(Material supplied)

####

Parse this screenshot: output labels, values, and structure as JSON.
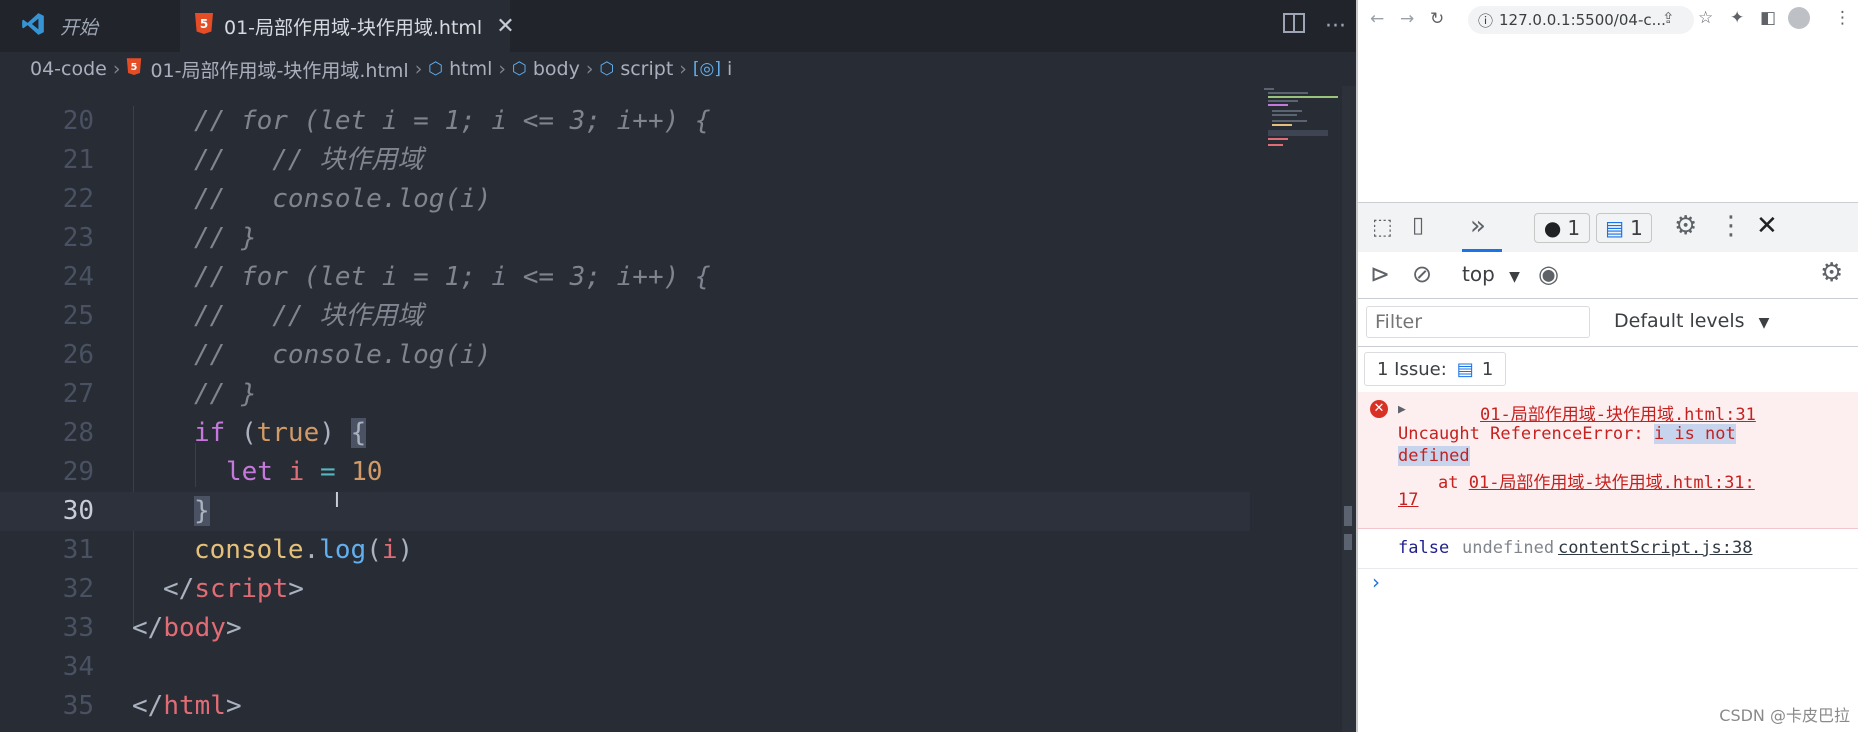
{
  "vscode": {
    "tabs": [
      {
        "label": "开始"
      },
      {
        "label": "01-局部作用域-块作用域.html"
      }
    ],
    "breadcrumb": [
      "04-code",
      "01-局部作用域-块作用域.html",
      "html",
      "body",
      "script",
      "i"
    ],
    "lines": [
      {
        "num": "20",
        "code": "// for (let i = 1; i <= 3; i++) {"
      },
      {
        "num": "21",
        "code": "//   // 块作用域"
      },
      {
        "num": "22",
        "code": "//   console.log(i)"
      },
      {
        "num": "23",
        "code": "// }"
      },
      {
        "num": "24",
        "code": "// for (let i = 1; i <= 3; i++) {"
      },
      {
        "num": "25",
        "code": "//   // 块作用域"
      },
      {
        "num": "26",
        "code": "//   console.log(i)"
      },
      {
        "num": "27",
        "code": "// }"
      },
      {
        "num": "28",
        "parts": [
          "if",
          " (",
          "true",
          ") ",
          "{"
        ]
      },
      {
        "num": "29",
        "parts": [
          "let",
          " i ",
          "=",
          " ",
          "10"
        ]
      },
      {
        "num": "30",
        "parts": [
          "}"
        ]
      },
      {
        "num": "31",
        "parts": [
          "console",
          ".",
          "log",
          "(",
          "i",
          ")"
        ]
      },
      {
        "num": "32",
        "parts": [
          "</",
          "script",
          ">"
        ]
      },
      {
        "num": "33",
        "parts": [
          "</",
          "body",
          ">"
        ]
      },
      {
        "num": "34",
        "parts": []
      },
      {
        "num": "35",
        "parts": [
          "</",
          "html",
          ">"
        ]
      }
    ]
  },
  "browser": {
    "url": "127.0.0.1:5500/04-c...",
    "devtools": {
      "errors_count": "1",
      "issues_count": "1",
      "context": "top",
      "filter_placeholder": "Filter",
      "levels": "Default levels",
      "issues_label": "1 Issue:",
      "issues_badge": "1"
    },
    "error": {
      "source": "01-局部作用域-块作用域.html:31",
      "message_prefix": "Uncaught ReferenceError: ",
      "message_highlight_1": "i is not",
      "message_highlight_2": "defined",
      "at_label": "at ",
      "at_source": "01-局部作用域-块作用域.html:31:",
      "at_col": "17"
    },
    "log": {
      "value1": "false",
      "value2": "undefined",
      "source": "contentScript.js:38"
    },
    "watermark": "CSDN @卡皮巴拉"
  },
  "colors": {
    "editor_bg": "#282c34",
    "error_bg": "#fdeef0",
    "error_text": "#c5221f",
    "link_blue": "#1a73e8"
  }
}
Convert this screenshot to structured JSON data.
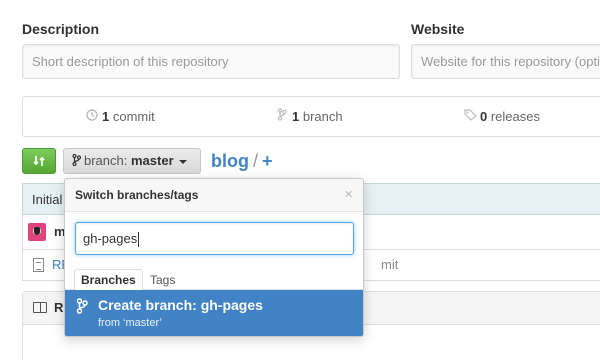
{
  "fields": {
    "description": {
      "label": "Description",
      "placeholder": "Short description of this repository"
    },
    "website": {
      "label": "Website",
      "placeholder": "Website for this repository (opti"
    }
  },
  "numbers": {
    "commits": {
      "count": "1",
      "label": " commit",
      "icon": "history-icon"
    },
    "branches": {
      "count": "1",
      "label": " branch",
      "icon": "branch-icon"
    },
    "releases": {
      "count": "0",
      "label": " releases",
      "icon": "tag-icon"
    }
  },
  "toolbar": {
    "compare_icon": "compare-icon",
    "branch_prefix": "branch: ",
    "branch_name": "master",
    "repo_name": "blog",
    "separator": "/",
    "add_file": "+"
  },
  "commit": {
    "message": "Initial"
  },
  "committer": {
    "name": "m"
  },
  "file": {
    "name": "RE",
    "message": "mit"
  },
  "readme": {
    "title": "R"
  },
  "dropdown": {
    "title": "Switch branches/tags",
    "close": "×",
    "filter_value": "gh-pages",
    "tabs": [
      "Branches",
      "Tags"
    ],
    "create_title": "Create branch: gh-pages",
    "create_sub": "from ‘master’"
  },
  "colors": {
    "accent_blue": "#4183c4",
    "green_button": "#55a532",
    "focus_blue": "#51a7e8",
    "commit_bar": "#e6f1f6"
  }
}
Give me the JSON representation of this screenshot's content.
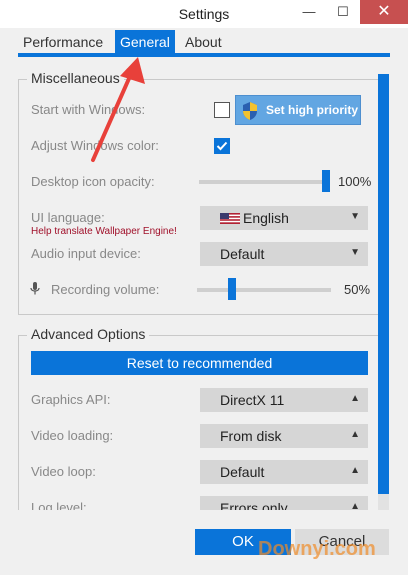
{
  "window": {
    "title": "Settings",
    "min_glyph": "—",
    "max_glyph": "☐",
    "close_glyph": "✕"
  },
  "tabs": [
    {
      "label": "Performance",
      "active": false
    },
    {
      "label": "General",
      "active": true
    },
    {
      "label": "About",
      "active": false
    }
  ],
  "misc": {
    "title": "Miscellaneous",
    "start_with_windows": {
      "label": "Start with Windows:",
      "checked": false
    },
    "priority_button": "Set high priority",
    "adjust_color": {
      "label": "Adjust Windows color:",
      "checked": true
    },
    "desktop_opacity": {
      "label": "Desktop icon opacity:",
      "value": "100%"
    },
    "ui_language": {
      "label": "UI language:",
      "value": "English",
      "help_link": "Help translate Wallpaper Engine!"
    },
    "audio_input": {
      "label": "Audio input device:",
      "value": "Default"
    },
    "recording_volume": {
      "label": "Recording volume:",
      "value": "50%"
    }
  },
  "advanced": {
    "title": "Advanced Options",
    "reset_button": "Reset to recommended",
    "graphics_api": {
      "label": "Graphics API:",
      "value": "DirectX 11"
    },
    "video_loading": {
      "label": "Video loading:",
      "value": "From disk"
    },
    "video_loop": {
      "label": "Video loop:",
      "value": "Default"
    },
    "log_level": {
      "label": "Log level:",
      "value": "Errors only"
    }
  },
  "footer": {
    "ok": "OK",
    "cancel": "Cancel"
  },
  "watermark": "Downyi.com",
  "colors": {
    "accent": "#0a74d9",
    "link": "#a0102a",
    "annotation": "#e8403a"
  }
}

####

(Aim of the task)
Repeat the lines of the records verbatim, starting at the line containing "Give me the" and stopping after the final line. Images stay out.

(Full response)
Give me the JSON representation of this screenshot's content.
{
  "window": {
    "title": "Settings",
    "min_glyph": "—",
    "max_glyph": "☐",
    "close_glyph": "✕"
  },
  "tabs": [
    {
      "label": "Performance",
      "active": false
    },
    {
      "label": "General",
      "active": true
    },
    {
      "label": "About",
      "active": false
    }
  ],
  "misc": {
    "title": "Miscellaneous",
    "start_with_windows": {
      "label": "Start with Windows:",
      "checked": false
    },
    "priority_button": "Set high priority",
    "adjust_color": {
      "label": "Adjust Windows color:",
      "checked": true
    },
    "desktop_opacity": {
      "label": "Desktop icon opacity:",
      "value": "100%"
    },
    "ui_language": {
      "label": "UI language:",
      "value": "English",
      "help_link": "Help translate Wallpaper Engine!"
    },
    "audio_input": {
      "label": "Audio input device:",
      "value": "Default"
    },
    "recording_volume": {
      "label": "Recording volume:",
      "value": "50%"
    }
  },
  "advanced": {
    "title": "Advanced Options",
    "reset_button": "Reset to recommended",
    "graphics_api": {
      "label": "Graphics API:",
      "value": "DirectX 11"
    },
    "video_loading": {
      "label": "Video loading:",
      "value": "From disk"
    },
    "video_loop": {
      "label": "Video loop:",
      "value": "Default"
    },
    "log_level": {
      "label": "Log level:",
      "value": "Errors only"
    }
  },
  "footer": {
    "ok": "OK",
    "cancel": "Cancel"
  },
  "watermark": "Downyi.com",
  "colors": {
    "accent": "#0a74d9",
    "link": "#a0102a",
    "annotation": "#e8403a"
  }
}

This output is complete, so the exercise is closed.